____ Given data

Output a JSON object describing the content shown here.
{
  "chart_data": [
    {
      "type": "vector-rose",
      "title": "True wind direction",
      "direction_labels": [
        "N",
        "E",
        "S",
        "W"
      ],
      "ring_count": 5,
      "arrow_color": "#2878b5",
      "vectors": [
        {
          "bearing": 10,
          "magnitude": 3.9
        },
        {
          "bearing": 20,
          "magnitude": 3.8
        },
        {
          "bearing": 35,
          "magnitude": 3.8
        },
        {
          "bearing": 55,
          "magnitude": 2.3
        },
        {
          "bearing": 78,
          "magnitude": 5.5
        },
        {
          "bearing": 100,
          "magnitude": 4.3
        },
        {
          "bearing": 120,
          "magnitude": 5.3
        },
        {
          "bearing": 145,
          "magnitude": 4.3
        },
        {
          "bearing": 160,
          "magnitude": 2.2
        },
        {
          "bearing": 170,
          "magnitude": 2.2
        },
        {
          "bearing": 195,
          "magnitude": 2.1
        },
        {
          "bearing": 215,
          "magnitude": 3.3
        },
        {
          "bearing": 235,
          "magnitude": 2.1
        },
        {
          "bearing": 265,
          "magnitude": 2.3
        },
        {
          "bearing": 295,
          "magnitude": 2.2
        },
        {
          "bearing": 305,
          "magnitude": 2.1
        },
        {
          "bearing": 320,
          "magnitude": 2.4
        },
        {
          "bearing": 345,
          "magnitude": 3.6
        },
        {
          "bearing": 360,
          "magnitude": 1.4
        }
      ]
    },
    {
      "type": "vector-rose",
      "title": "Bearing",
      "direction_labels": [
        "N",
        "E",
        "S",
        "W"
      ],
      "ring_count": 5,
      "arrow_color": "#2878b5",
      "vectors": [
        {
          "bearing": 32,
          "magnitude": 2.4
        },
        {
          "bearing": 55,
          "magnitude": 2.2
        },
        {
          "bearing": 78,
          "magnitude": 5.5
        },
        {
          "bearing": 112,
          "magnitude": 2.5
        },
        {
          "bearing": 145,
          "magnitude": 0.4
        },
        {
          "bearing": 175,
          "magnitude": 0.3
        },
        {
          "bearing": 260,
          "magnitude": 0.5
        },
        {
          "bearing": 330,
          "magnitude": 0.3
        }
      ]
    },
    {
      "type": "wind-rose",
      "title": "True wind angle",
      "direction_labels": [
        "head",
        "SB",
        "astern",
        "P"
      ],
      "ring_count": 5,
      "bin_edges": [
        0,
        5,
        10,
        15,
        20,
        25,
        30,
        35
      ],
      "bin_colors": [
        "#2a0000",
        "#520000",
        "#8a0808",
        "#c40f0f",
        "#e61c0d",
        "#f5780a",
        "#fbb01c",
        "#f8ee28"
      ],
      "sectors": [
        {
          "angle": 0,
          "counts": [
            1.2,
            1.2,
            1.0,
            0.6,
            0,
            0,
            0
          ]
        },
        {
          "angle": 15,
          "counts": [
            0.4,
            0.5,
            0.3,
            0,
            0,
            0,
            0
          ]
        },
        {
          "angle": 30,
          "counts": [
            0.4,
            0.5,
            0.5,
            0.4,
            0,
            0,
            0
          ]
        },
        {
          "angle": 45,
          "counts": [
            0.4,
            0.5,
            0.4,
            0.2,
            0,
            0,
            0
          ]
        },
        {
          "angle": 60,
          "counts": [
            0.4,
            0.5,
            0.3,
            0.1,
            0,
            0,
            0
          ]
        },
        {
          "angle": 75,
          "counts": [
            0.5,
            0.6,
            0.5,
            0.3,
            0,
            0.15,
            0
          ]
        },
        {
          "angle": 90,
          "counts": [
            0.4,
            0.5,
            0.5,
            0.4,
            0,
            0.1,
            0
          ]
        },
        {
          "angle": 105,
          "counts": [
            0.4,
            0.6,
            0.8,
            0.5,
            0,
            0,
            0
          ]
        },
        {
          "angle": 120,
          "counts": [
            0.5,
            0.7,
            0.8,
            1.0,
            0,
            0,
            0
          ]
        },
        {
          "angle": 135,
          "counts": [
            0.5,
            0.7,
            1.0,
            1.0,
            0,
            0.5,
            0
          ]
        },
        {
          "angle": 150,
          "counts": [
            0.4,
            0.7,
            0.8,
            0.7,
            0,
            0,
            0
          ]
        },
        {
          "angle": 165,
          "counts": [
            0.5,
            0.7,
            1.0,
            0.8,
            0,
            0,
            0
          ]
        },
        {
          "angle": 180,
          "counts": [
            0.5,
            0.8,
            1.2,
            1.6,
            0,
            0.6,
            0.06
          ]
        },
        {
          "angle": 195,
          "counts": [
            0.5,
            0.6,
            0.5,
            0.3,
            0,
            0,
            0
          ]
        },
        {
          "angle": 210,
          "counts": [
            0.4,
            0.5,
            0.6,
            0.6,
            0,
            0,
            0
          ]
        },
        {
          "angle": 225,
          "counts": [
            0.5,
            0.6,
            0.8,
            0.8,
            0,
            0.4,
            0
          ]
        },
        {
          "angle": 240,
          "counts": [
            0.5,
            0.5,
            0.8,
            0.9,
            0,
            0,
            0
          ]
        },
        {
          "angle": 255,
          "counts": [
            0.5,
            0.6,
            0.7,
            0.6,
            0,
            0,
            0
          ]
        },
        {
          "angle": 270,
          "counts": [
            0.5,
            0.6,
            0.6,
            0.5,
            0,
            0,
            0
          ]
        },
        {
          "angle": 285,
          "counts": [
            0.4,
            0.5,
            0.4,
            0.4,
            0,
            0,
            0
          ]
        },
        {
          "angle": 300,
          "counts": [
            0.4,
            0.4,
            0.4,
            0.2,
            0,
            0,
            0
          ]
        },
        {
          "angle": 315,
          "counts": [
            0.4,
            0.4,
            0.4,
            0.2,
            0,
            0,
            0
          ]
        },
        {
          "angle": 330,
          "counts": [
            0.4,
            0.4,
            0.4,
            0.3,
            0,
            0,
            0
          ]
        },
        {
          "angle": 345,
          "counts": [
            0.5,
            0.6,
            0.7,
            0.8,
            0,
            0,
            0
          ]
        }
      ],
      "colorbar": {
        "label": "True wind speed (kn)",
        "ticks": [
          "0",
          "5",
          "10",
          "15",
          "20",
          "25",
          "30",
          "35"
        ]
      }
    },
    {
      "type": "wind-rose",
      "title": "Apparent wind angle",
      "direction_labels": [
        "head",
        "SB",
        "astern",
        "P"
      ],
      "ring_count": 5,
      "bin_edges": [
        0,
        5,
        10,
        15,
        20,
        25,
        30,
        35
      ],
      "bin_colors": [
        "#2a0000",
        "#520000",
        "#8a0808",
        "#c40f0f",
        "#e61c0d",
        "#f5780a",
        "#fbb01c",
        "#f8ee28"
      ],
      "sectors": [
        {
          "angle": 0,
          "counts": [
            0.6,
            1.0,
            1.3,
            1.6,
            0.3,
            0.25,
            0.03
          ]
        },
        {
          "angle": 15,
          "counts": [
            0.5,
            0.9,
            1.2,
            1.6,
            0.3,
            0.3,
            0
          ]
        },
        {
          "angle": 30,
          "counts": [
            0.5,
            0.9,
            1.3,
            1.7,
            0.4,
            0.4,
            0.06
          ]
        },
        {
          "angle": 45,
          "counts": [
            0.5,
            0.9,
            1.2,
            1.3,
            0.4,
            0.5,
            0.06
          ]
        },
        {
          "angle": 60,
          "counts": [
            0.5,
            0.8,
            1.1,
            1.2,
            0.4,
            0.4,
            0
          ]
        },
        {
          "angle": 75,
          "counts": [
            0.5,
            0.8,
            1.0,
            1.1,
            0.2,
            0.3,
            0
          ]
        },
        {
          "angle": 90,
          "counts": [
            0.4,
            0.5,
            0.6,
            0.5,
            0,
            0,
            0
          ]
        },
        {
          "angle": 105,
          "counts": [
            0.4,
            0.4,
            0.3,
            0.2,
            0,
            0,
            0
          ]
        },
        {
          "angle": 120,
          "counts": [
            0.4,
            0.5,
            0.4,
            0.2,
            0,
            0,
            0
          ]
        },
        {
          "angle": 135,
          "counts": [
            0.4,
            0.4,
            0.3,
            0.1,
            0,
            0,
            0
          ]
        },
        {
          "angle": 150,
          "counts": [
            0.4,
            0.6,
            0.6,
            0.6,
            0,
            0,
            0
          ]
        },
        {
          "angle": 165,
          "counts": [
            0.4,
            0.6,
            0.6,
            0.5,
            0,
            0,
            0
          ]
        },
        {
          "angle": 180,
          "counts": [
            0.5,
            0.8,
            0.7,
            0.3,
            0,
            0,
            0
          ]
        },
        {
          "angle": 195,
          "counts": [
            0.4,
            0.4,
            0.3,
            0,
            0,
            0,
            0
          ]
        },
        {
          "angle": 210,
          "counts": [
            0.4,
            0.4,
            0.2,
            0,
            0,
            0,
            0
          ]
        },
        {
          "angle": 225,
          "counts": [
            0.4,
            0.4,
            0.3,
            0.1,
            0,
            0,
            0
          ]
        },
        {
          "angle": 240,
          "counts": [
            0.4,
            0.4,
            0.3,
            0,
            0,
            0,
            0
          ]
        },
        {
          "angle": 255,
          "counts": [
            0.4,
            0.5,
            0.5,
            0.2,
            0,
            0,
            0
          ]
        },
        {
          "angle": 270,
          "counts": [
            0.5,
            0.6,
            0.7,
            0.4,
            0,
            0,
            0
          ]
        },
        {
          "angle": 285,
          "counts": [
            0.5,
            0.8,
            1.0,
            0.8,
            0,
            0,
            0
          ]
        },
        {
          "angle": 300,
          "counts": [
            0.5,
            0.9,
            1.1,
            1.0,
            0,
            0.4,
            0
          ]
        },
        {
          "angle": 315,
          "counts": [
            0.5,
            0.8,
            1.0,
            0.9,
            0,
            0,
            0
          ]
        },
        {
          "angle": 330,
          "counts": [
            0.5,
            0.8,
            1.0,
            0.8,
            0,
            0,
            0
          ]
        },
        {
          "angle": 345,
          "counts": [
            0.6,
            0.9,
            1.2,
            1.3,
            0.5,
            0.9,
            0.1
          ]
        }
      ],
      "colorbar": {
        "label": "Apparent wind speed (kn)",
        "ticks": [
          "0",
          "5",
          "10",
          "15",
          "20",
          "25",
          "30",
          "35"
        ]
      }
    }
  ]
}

________

The problem: Give only the number of lines in the material above that hold the word "title".

Solution: 4